Next we need to identify all dynamic host dependencies of binaries under /opt/gcc14
.
The ldd
command will identify these local system files,
which should be collected into a separate tarball. This tarball can be shared with other cross-compilers
built at the same time, and is generally portable across similar Linux kernels and distributions.
At this point we can strip
the executable files within the toolchain and identify the ones we want to keep in the portable toolchain tarball.
Scripts under generated/toolchains/gcc-14-*/scripts
will help with that.
generate.sh
uses rsync to copy selected files from /opt/gcc14
into /tmp/export
, stripping the known binaries, and creating the portable tarball.
It then collects relevant dynamic libraries from the host and creates a second portable tarball.
These two tarballs can then be copied to other computers and imported into a project by adding stanzas to the project WORKSPACE file.
installing the toolchain
The toolchain tarball is currently in /opt/bazel``. We need its full path and sha256sum to make it accessible within our workspace. Edit
WORKSPACE` to include:
load("@bazel_tools//tools/build_defs/repo:http.bzl", "http_archive")
# gcc-14 x86_64 toolchain from snapshot gcc-14 and glibc development heads
http_archive(
name = "gcc-14-x86_64-suite",
urls = ["file:///opt/bazel/x86_64_linux_gnu-14.tar.xz"],
build_file = "//:gcc-14-x86_64-suite.BUILD",
sha256 = "40cc4664a11b8da56478393c7c8b823b54f250192bdc1e1181c9e4f8ac15e3be",
)
# system libraries used by toolchain build system
# We built the custom toolchain on a fedora x86_64 platform, so we need some
# fedora x86_64 sharable system libraries to execute.
http_archive(
name = "fedora39-system-libs",
urls = ["file:///opt/bazel/fedora39_system_libs.tar.xz"],
build_file = "//:fedora39-system-libs.BUILD",
sha256 = "fe91415b05bb902964f05f7986683b84c70338bf484f23d05f7e8d4096949d1b",
)

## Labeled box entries

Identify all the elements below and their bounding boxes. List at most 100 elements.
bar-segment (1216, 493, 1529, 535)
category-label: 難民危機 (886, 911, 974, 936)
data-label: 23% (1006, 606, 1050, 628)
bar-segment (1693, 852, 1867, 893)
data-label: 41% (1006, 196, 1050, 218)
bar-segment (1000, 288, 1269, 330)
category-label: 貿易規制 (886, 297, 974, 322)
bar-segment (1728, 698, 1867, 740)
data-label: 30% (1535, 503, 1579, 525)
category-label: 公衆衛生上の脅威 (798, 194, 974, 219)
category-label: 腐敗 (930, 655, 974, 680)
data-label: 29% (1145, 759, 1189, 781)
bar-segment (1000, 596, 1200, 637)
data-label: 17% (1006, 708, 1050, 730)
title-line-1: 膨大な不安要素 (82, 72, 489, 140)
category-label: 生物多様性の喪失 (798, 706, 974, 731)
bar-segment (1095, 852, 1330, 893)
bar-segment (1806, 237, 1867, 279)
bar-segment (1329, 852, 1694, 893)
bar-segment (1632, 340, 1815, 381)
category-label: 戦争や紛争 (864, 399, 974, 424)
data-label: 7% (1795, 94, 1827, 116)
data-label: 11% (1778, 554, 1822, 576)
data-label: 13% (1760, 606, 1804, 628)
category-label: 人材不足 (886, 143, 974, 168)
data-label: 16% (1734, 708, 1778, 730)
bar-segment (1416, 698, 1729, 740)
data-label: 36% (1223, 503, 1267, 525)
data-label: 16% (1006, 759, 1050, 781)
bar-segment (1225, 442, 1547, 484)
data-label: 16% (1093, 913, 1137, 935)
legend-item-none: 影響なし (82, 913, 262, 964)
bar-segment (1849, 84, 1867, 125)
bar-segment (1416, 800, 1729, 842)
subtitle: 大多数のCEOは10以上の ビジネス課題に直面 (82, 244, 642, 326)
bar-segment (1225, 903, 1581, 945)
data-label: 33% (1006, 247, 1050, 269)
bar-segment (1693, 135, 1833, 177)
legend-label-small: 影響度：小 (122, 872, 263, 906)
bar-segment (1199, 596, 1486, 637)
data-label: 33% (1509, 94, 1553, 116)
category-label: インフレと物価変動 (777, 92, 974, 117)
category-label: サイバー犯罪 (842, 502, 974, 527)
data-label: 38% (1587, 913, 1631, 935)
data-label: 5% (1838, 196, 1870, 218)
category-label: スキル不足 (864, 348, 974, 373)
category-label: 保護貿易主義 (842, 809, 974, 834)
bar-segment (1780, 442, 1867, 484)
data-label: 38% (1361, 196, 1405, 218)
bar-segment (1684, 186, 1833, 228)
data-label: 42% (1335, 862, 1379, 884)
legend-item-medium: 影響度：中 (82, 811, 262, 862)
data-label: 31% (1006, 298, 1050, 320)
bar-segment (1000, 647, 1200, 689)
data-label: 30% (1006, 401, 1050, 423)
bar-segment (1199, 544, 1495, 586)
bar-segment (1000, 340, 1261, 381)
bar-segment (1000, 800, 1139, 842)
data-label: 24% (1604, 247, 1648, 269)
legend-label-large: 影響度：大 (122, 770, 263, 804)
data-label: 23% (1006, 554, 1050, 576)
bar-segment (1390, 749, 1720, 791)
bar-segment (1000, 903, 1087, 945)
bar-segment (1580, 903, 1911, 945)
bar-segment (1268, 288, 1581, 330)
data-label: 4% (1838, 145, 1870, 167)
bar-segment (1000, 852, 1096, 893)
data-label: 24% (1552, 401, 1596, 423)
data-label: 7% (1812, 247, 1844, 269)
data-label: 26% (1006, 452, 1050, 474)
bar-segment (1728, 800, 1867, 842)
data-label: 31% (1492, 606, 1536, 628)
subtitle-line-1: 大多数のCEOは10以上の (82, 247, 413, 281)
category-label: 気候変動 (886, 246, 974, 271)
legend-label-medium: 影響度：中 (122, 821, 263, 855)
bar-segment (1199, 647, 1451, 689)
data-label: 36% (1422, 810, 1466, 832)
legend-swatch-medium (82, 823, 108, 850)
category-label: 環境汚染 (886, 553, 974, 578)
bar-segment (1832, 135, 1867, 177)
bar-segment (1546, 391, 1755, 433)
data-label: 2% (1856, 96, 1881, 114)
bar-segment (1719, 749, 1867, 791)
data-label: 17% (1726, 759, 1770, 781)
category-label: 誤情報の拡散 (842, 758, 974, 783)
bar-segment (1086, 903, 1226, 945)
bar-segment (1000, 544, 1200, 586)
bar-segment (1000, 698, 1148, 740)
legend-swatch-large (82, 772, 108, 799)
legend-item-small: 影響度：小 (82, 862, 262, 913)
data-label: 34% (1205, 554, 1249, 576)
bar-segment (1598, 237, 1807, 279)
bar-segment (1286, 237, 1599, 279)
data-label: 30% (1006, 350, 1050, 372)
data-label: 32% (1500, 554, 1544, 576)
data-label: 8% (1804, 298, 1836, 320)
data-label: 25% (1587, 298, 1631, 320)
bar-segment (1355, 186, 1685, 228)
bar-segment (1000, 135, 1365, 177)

## WHAT YOU NEED TO DO
[1] Condense the paragraph of the toolchain excerpt that begins "Next we need to identify" into a brief bulleted list that keeps its main facts.
[2] Reproduce the entries from their first line through the line containing "bar-segment (1632, 340, 1815, 381)". In each line, substitute "value-label" for "data-label" and leave everything else unchanged.
The toolchain excerpt and the entries have no connection to each other.

## RESULTS FOR EACH TASK
[1]
- Identify all dynamic host dependencies of the binaries under /opt/gcc14.
- The ldd command finds these local system files.
- Collect the files into a separate tarball.
- That tarball can be shared with other cross-compilers built at the same time.
- It is generally portable across similar Linux kernels and distributions.

[2]
Identify all the elements below and their bounding boxes. List at most 100 elements.
bar-segment (1216, 493, 1529, 535)
category-label: 難民危機 (886, 911, 974, 936)
value-label: 23% (1006, 606, 1050, 628)
bar-segment (1693, 852, 1867, 893)
value-label: 41% (1006, 196, 1050, 218)
bar-segment (1000, 288, 1269, 330)
category-label: 貿易規制 (886, 297, 974, 322)
bar-segment (1728, 698, 1867, 740)
value-label: 30% (1535, 503, 1579, 525)
category-label: 公衆衛生上の脅威 (798, 194, 974, 219)
category-label: 腐敗 (930, 655, 974, 680)
value-label: 29% (1145, 759, 1189, 781)
bar-segment (1000, 596, 1200, 637)
value-label: 17% (1006, 708, 1050, 730)
title-line-1: 膨大な不安要素 (82, 72, 489, 140)
category-label: 生物多様性の喪失 (798, 706, 974, 731)
bar-segment (1095, 852, 1330, 893)
bar-segment (1806, 237, 1867, 279)
bar-segment (1329, 852, 1694, 893)
bar-segment (1632, 340, 1815, 381)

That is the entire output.